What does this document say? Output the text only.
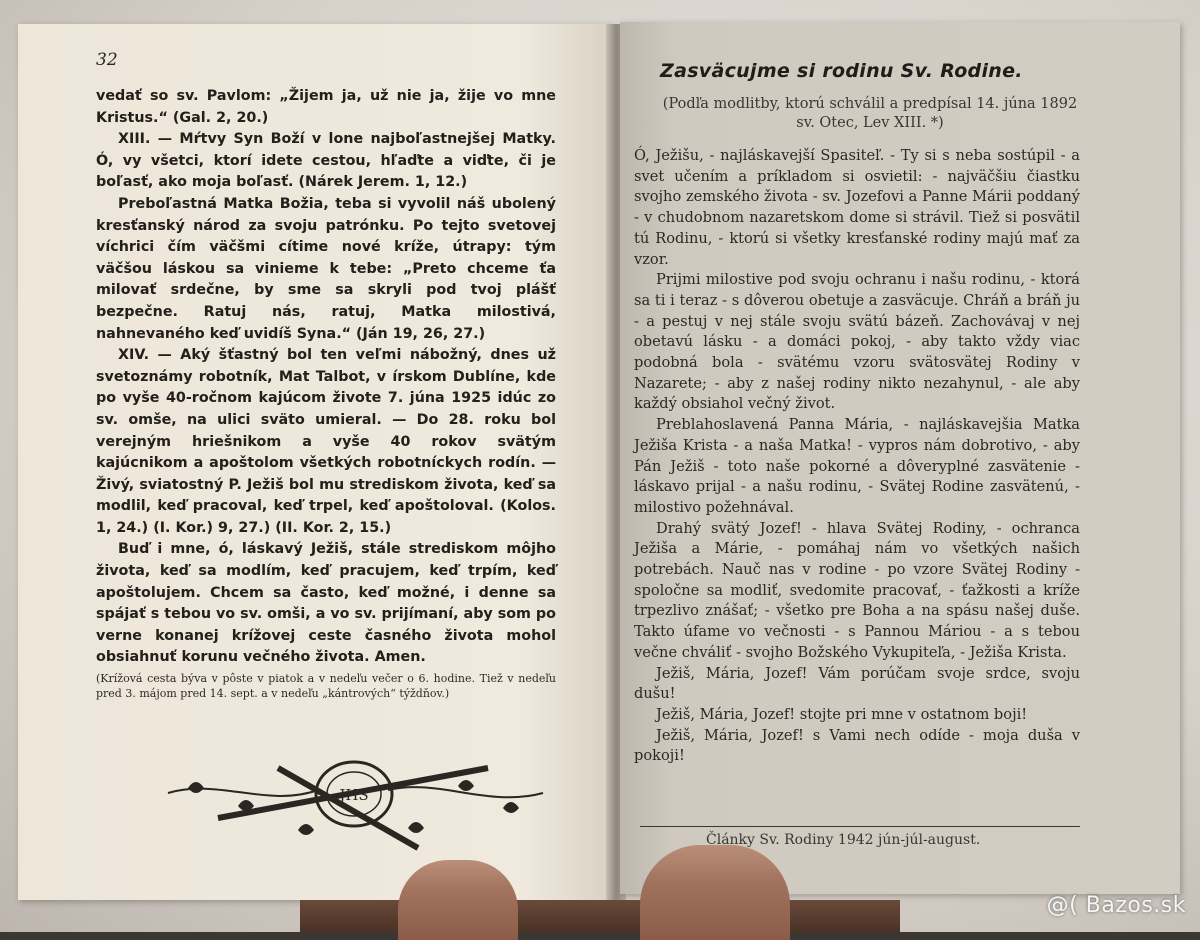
32

vedať so sv. Pavlom: „Žijem ja, už nie ja, žije vo mne Kristus.“ (Gal. 2, 20.)

XIII. — Mŕtvy Syn Boží v lone najboľastnejšej Matky. Ó, vy všetci, ktorí idete cestou, hľaďte a viďte, či je boľasť, ako moja boľasť. (Nárek Jerem. 1, 12.)

Preboľastná Matka Božia, teba si vyvolil náš ubolený kresťanský národ za svoju patrónku. Po tejto svetovej víchrici čím väčšmi cítime nové kríže, útrapy: tým väčšou láskou sa vinieme k tebe: „Preto chceme ťa milovať srdečne, by sme sa skryli pod tvoj plášť bezpečne. Ratuj nás, ratuj, Matka milostivá, nahnevaného keď uvidíš Syna.“ (Ján 19, 26, 27.)

XIV. — Aký šťastný bol ten veľmi nábožný, dnes už svetoznámy robotník, Mat Talbot, v írskom Dublíne, kde po vyše 40-ročnom kajúcom živote 7. júna 1925 idúc zo sv. omše, na ulici sväto umieral. — Do 28. roku bol verejným hriešnikom a vyše 40 rokov svätým kajúcnikom a apoštolom všetkých robotníckych rodín. — Živý, sviatostný P. Ježiš bol mu strediskom života, keď sa modlil, keď pracoval, keď trpel, keď apoštoloval. (Kolos. 1, 24.) (I. Kor.) 9, 27.) (II. Kor. 2, 15.)

Buď i mne, ó, láskavý Ježiš, stále strediskom môjho života, keď sa modlím, keď pracujem, keď trpím, keď apoštolujem. Chcem sa často, keď možné, i denne sa spájať s tebou vo sv. omši, a vo sv. prijímaní, aby som po verne konanej krížovej ceste časného života mohol obsiahnuť korunu večného života. Amen.

(Krížová cesta býva v pôste v piatok a v nedeľu večer o 6. hodine. Tiež v nedeľu pred 3. májom pred 14. sept. a v nedeľu „kántrových“ týždňov.)

JHS
Zasväcujme si rodinu Sv. Rodine.
(Podľa modlitby, ktorú schválil a predpísal 14. júna 1892 sv. Otec, Lev XIII. *)

Ó, Ježišu, - najláskavejší Spasiteľ. - Ty si s neba sostúpil - a svet učením a príkladom si osvietil: - najväčšiu čiastku svojho zemského života - sv. Jozefovi a Panne Márii poddaný - v chudobnom nazaretskom dome si strávil. Tiež si posvätil tú Rodinu, - ktorú si všetky kresťanské rodiny majú mať za vzor.

Prijmi milostive pod svoju ochranu i našu rodinu, - ktorá sa ti i teraz - s dôverou obetuje a zasväcuje. Chráň a bráň ju - a pestuj v nej stále svoju svätú bázeň. Zachovávaj v nej obetavú lásku - a domáci pokoj, - aby takto vždy viac podobná bola - svätému vzoru svätosvätej Rodiny v Nazarete; - aby z našej rodiny nikto nezahynul, - ale aby každý obsiahol večný život.

Preblahoslavená Panna Mária, - najláskavejšia Matka Ježiša Krista - a naša Matka! - vypros nám dobrotivo, - aby Pán Ježiš - toto naše pokorné a dôveryplné zasvätenie - láskavo prijal - a našu rodinu, - Svätej Rodine zasvätenú, - milostivo požehnával.

Drahý svätý Jozef! - hlava Svätej Rodiny, - ochranca Ježiša a Márie, - pomáhaj nám vo všetkých našich potrebách. Nauč nas v rodine - po vzore Svätej Rodiny - spoločne sa modliť, svedomite pracovať, - ťažkosti a kríže trpezlivo znášať; - všetko pre Boha a na spásu našej duše. Takto úfame vo večnosti - s Pannou Máriou - a s tebou večne chváliť - svojho Božského Vykupiteľa, - Ježiša Krista.

Ježiš, Mária, Jozef! Vám porúčam svoje srdce, svoju dušu!

Ježiš, Mária, Jozef! stojte pri mne v ostatnom boji!

Ježiš, Mária, Jozef! s Vami nech odíde - moja duša v pokoji!

Články Sv. Rodiny 1942 jún-júl-august.
@( Bazos.sk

******************************

PROBLEM TO SOLVE: Transcribe the full listing above exactly as it stands, minus the pictures.

EXERCISE RESPONSE:
What does this document say? Output the text only.
32

vedať so sv. Pavlom: „Žijem ja, už nie ja, žije vo mne Kristus.“ (Gal. 2, 20.)

XIII. — Mŕtvy Syn Boží v lone najboľastnejšej Matky. Ó, vy všetci, ktorí idete cestou, hľaďte a viďte, či je boľasť, ako moja boľasť. (Nárek Jerem. 1, 12.)

Preboľastná Matka Božia, teba si vyvolil náš ubolený kresťanský národ za svoju patrónku. Po tejto svetovej víchrici čím väčšmi cítime nové kríže, útrapy: tým väčšou láskou sa vinieme k tebe: „Preto chceme ťa milovať srdečne, by sme sa skryli pod tvoj plášť bezpečne. Ratuj nás, ratuj, Matka milostivá, nahnevaného keď uvidíš Syna.“ (Ján 19, 26, 27.)

XIV. — Aký šťastný bol ten veľmi nábožný, dnes už svetoznámy robotník, Mat Talbot, v írskom Dublíne, kde po vyše 40-ročnom kajúcom živote 7. júna 1925 idúc zo sv. omše, na ulici sväto umieral. — Do 28. roku bol verejným hriešnikom a vyše 40 rokov svätým kajúcnikom a apoštolom všetkých robotníckych rodín. — Živý, sviatostný P. Ježiš bol mu strediskom života, keď sa modlil, keď pracoval, keď trpel, keď apoštoloval. (Kolos. 1, 24.) (I. Kor.) 9, 27.) (II. Kor. 2, 15.)

Buď i mne, ó, láskavý Ježiš, stále strediskom môjho života, keď sa modlím, keď pracujem, keď trpím, keď apoštolujem. Chcem sa často, keď možné, i denne sa spájať s tebou vo sv. omši, a vo sv. prijímaní, aby som po verne konanej krížovej ceste časného života mohol obsiahnuť korunu večného života. Amen.

(Krížová cesta býva v pôste v piatok a v nedeľu večer o 6. hodine. Tiež v nedeľu pred 3. májom pred 14. sept. a v nedeľu „kántrových“ týždňov.)

JHS
Zasväcujme si rodinu Sv. Rodine.
(Podľa modlitby, ktorú schválil a predpísal 14. júna 1892 sv. Otec, Lev XIII. *)

Ó, Ježišu, - najláskavejší Spasiteľ. - Ty si s neba sostúpil - a svet učením a príkladom si osvietil: - najväčšiu čiastku svojho zemského života - sv. Jozefovi a Panne Márii poddaný - v chudobnom nazaretskom dome si strávil. Tiež si posvätil tú Rodinu, - ktorú si všetky kresťanské rodiny majú mať za vzor.

Prijmi milostive pod svoju ochranu i našu rodinu, - ktorá sa ti i teraz - s dôverou obetuje a zasväcuje. Chráň a bráň ju - a pestuj v nej stále svoju svätú bázeň. Zachovávaj v nej obetavú lásku - a domáci pokoj, - aby takto vždy viac podobná bola - svätému vzoru svätosvätej Rodiny v Nazarete; - aby z našej rodiny nikto nezahynul, - ale aby každý obsiahol večný život.

Preblahoslavená Panna Mária, - najláskavejšia Matka Ježiša Krista - a naša Matka! - vypros nám dobrotivo, - aby Pán Ježiš - toto naše pokorné a dôveryplné zasvätenie - láskavo prijal - a našu rodinu, - Svätej Rodine zasvätenú, - milostivo požehnával.

Drahý svätý Jozef! - hlava Svätej Rodiny, - ochranca Ježiša a Márie, - pomáhaj nám vo všetkých našich potrebách. Nauč nas v rodine - po vzore Svätej Rodiny - spoločne sa modliť, svedomite pracovať, - ťažkosti a kríže trpezlivo znášať; - všetko pre Boha a na spásu našej duše. Takto úfame vo večnosti - s Pannou Máriou - a s tebou večne chváliť - svojho Božského Vykupiteľa, - Ježiša Krista.

Ježiš, Mária, Jozef! Vám porúčam svoje srdce, svoju dušu!

Ježiš, Mária, Jozef! stojte pri mne v ostatnom boji!

Ježiš, Mária, Jozef! s Vami nech odíde - moja duša v pokoji!

Články Sv. Rodiny 1942 jún-júl-august.
@( Bazos.sk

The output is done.